• _Task directions_
Your task is to write out every line of the data exactly. Drop the pictures.

[Items from an interface collection]
■ ■ ■ ■ ■
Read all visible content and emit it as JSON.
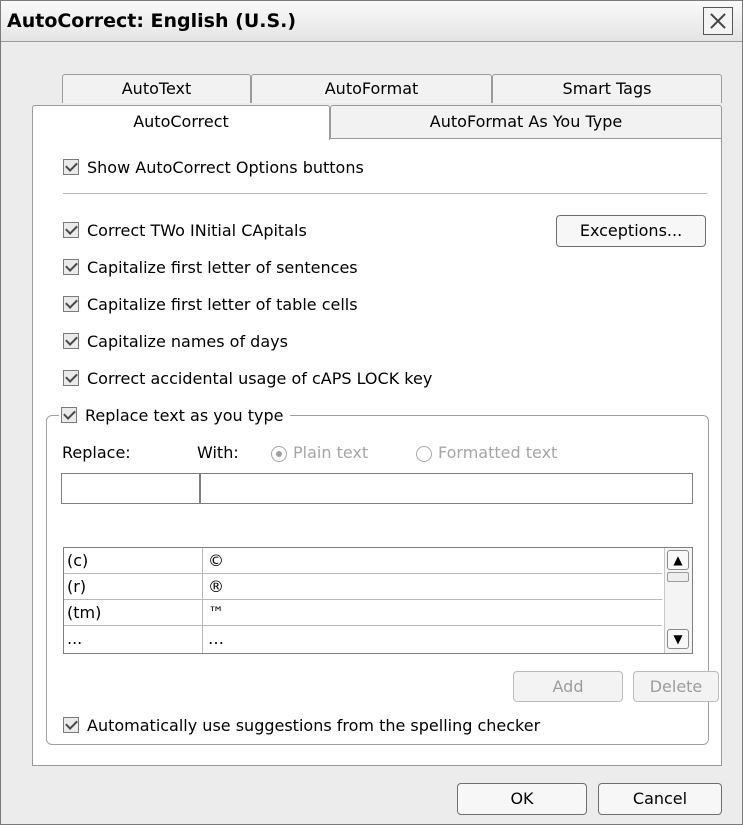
{
  "window": {
    "title": "AutoCorrect: English (U.S.)"
  },
  "tabs": {
    "row1": [
      "AutoText",
      "AutoFormat",
      "Smart Tags"
    ],
    "row2": [
      "AutoCorrect",
      "AutoFormat As You Type"
    ],
    "active": "AutoCorrect"
  },
  "options": {
    "show_buttons": "Show AutoCorrect Options buttons",
    "correct_two_initial": "Correct TWo INitial CApitals",
    "cap_sentences": "Capitalize first letter of sentences",
    "cap_table_cells": "Capitalize first letter of table cells",
    "cap_days": "Capitalize names of days",
    "caps_lock": "Correct accidental usage of cAPS LOCK key",
    "replace_as_type": "Replace text as you type",
    "use_suggestions": "Automatically use suggestions from the spelling checker"
  },
  "buttons": {
    "exceptions": "Exceptions...",
    "add": "Add",
    "delete": "Delete",
    "ok": "OK",
    "cancel": "Cancel"
  },
  "replace_section": {
    "replace_label": "Replace:",
    "with_label": "With:",
    "plain_text": "Plain text",
    "formatted_text": "Formatted text",
    "replace_value": "",
    "with_value": ""
  },
  "entries": [
    {
      "replace": "(c)",
      "with": "©"
    },
    {
      "replace": "(r)",
      "with": "®"
    },
    {
      "replace": "(tm)",
      "with": "™"
    },
    {
      "replace": "...",
      "with": "…"
    }
  ]
}
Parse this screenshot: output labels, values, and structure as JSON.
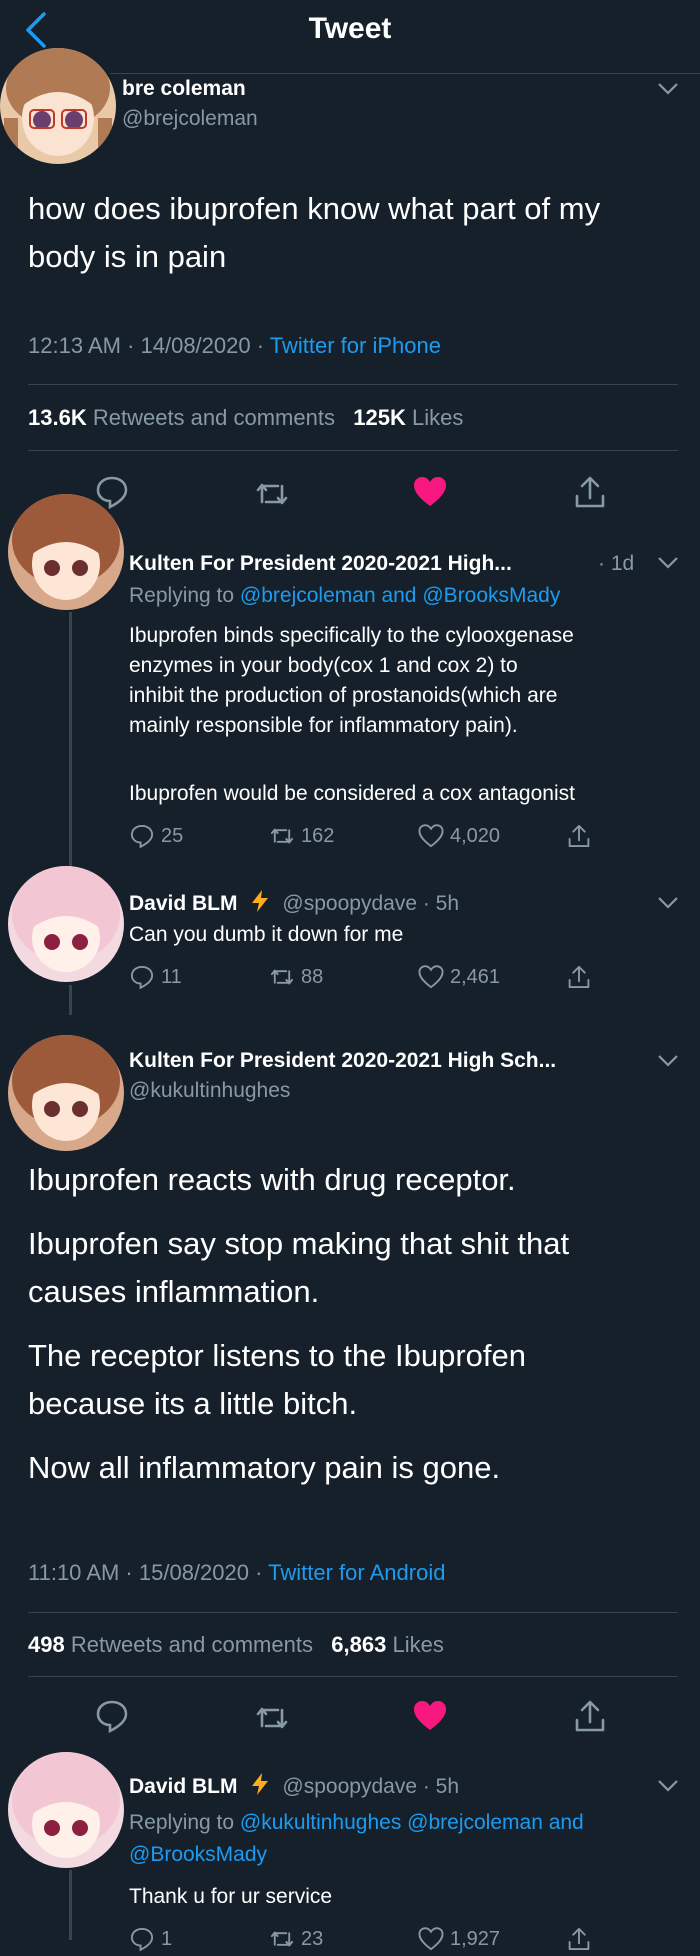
{
  "header": {
    "title": "Tweet"
  },
  "main_tweet": {
    "name": "bre coleman",
    "handle": "@brejcoleman",
    "text_lines": [
      "how does ibuprofen know what part of my",
      "body is in pain"
    ],
    "time": "12:13 AM · 14/08/2020 · ",
    "source": "Twitter for iPhone",
    "retweets": "13.6K",
    "retweets_label": "Retweets and comments",
    "likes": "125K",
    "likes_label": "Likes"
  },
  "reply1": {
    "name": "Kulten For President 2020-2021 High...",
    "age": "· 1d",
    "replying_prefix": "Replying to ",
    "replying_to": "@brejcoleman and @BrooksMady",
    "lines": [
      "Ibuprofen binds specifically to the cylooxgenase",
      "enzymes in your body(cox 1 and cox 2) to",
      "inhibit the production of prostanoids(which are",
      "mainly responsible for inflammatory pain)."
    ],
    "line2": "Ibuprofen would be considered a cox antagonist",
    "replies": "25",
    "retweets": "162",
    "likes": "4,020"
  },
  "reply2": {
    "name": "David BLM",
    "handle_time": "@spoopydave · 5h",
    "text": "Can you dumb it down for me",
    "replies": "11",
    "retweets": "88",
    "likes": "2,461"
  },
  "second_tweet": {
    "name": "Kulten For President 2020-2021 High Sch...",
    "handle": "@kukultinhughes",
    "paragraphs": [
      [
        "Ibuprofen reacts with drug receptor."
      ],
      [
        "Ibuprofen say stop making that shit that",
        "causes inflammation."
      ],
      [
        "The receptor listens to the Ibuprofen",
        "because its a little bitch."
      ],
      [
        "Now all inflammatory pain is gone."
      ]
    ],
    "time": "11:10 AM · 15/08/2020 · ",
    "source": "Twitter for Android",
    "retweets": "498",
    "retweets_label": "Retweets and comments",
    "likes": "6,863",
    "likes_label": "Likes"
  },
  "reply3": {
    "name": "David BLM",
    "handle_time": "@spoopydave · 5h",
    "replying_prefix": "Replying to ",
    "replying_line1": "@kukultinhughes @brejcoleman and",
    "replying_line2": "@BrooksMady",
    "text": "Thank u for ur service",
    "replies": "1",
    "retweets": "23",
    "likes": "1,927"
  },
  "colors": {
    "background": "#15202b",
    "accent": "#1d9bf0",
    "like": "#f91880",
    "muted": "#8899a6"
  },
  "icons": [
    "back-icon",
    "chevron-down-icon",
    "reply-icon",
    "retweet-icon",
    "like-icon",
    "share-icon",
    "lightning-icon"
  ]
}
■ ■ ■ ■ ■
• _Result for this task_
Read all visible content and emit it as JSON.
{
  "window": {
    "title": "AutoCorrect: English (U.S.)"
  },
  "tabs": {
    "row1": [
      "AutoText",
      "AutoFormat",
      "Smart Tags"
    ],
    "row2": [
      "AutoCorrect",
      "AutoFormat As You Type"
    ],
    "active": "AutoCorrect"
  },
  "options": {
    "show_buttons": "Show AutoCorrect Options buttons",
    "correct_two_initial": "Correct TWo INitial CApitals",
    "cap_sentences": "Capitalize first letter of sentences",
    "cap_table_cells": "Capitalize first letter of table cells",
    "cap_days": "Capitalize names of days",
    "caps_lock": "Correct accidental usage of cAPS LOCK key",
    "replace_as_type": "Replace text as you type",
    "use_suggestions": "Automatically use suggestions from the spelling checker"
  },
  "buttons": {
    "exceptions": "Exceptions...",
    "add": "Add",
    "delete": "Delete",
    "ok": "OK",
    "cancel": "Cancel"
  },
  "replace_section": {
    "replace_label": "Replace:",
    "with_label": "With:",
    "plain_text": "Plain text",
    "formatted_text": "Formatted text",
    "replace_value": "",
    "with_value": ""
  },
  "entries": [
    {
      "replace": "(c)",
      "with": "©"
    },
    {
      "replace": "(r)",
      "with": "®"
    },
    {
      "replace": "(tm)",
      "with": "™"
    },
    {
      "replace": "...",
      "with": "…"
    }
  ]
}
Parse this screenshot: output labels, values, and structure as JSON.
{
  "header": {
    "title": "Tweet"
  },
  "main_tweet": {
    "name": "bre coleman",
    "handle": "@brejcoleman",
    "text_lines": [
      "how does ibuprofen know what part of my",
      "body is in pain"
    ],
    "time": "12:13 AM · 14/08/2020 · ",
    "source": "Twitter for iPhone",
    "retweets": "13.6K",
    "retweets_label": "Retweets and comments",
    "likes": "125K",
    "likes_label": "Likes"
  },
  "reply1": {
    "name": "Kulten For President 2020-2021 High...",
    "age": "· 1d",
    "replying_prefix": "Replying to ",
    "replying_to": "@brejcoleman and @BrooksMady",
    "lines": [
      "Ibuprofen binds specifically to the cylooxgenase",
      "enzymes in your body(cox 1 and cox 2) to",
      "inhibit the production of prostanoids(which are",
      "mainly responsible for inflammatory pain)."
    ],
    "line2": "Ibuprofen would be considered a cox antagonist",
    "replies": "25",
    "retweets": "162",
    "likes": "4,020"
  },
  "reply2": {
    "name": "David BLM",
    "handle_time": "@spoopydave · 5h",
    "text": "Can you dumb it down for me",
    "replies": "11",
    "retweets": "88",
    "likes": "2,461"
  },
  "second_tweet": {
    "name": "Kulten For President 2020-2021 High Sch...",
    "handle": "@kukultinhughes",
    "paragraphs": [
      [
        "Ibuprofen reacts with drug receptor."
      ],
      [
        "Ibuprofen say stop making that shit that",
        "causes inflammation."
      ],
      [
        "The receptor listens to the Ibuprofen",
        "because its a little bitch."
      ],
      [
        "Now all inflammatory pain is gone."
      ]
    ],
    "time": "11:10 AM · 15/08/2020 · ",
    "source": "Twitter for Android",
    "retweets": "498",
    "retweets_label": "Retweets and comments",
    "likes": "6,863",
    "likes_label": "Likes"
  },
  "reply3": {
    "name": "David BLM",
    "handle_time": "@spoopydave · 5h",
    "replying_prefix": "Replying to ",
    "replying_line1": "@kukultinhughes @brejcoleman and",
    "replying_line2": "@BrooksMady",
    "text": "Thank u for ur service",
    "replies": "1",
    "retweets": "23",
    "likes": "1,927"
  },
  "colors": {
    "background": "#15202b",
    "accent": "#1d9bf0",
    "like": "#f91880",
    "muted": "#8899a6"
  },
  "icons": [
    "back-icon",
    "chevron-down-icon",
    "reply-icon",
    "retweet-icon",
    "like-icon",
    "share-icon",
    "lightning-icon"
  ]
}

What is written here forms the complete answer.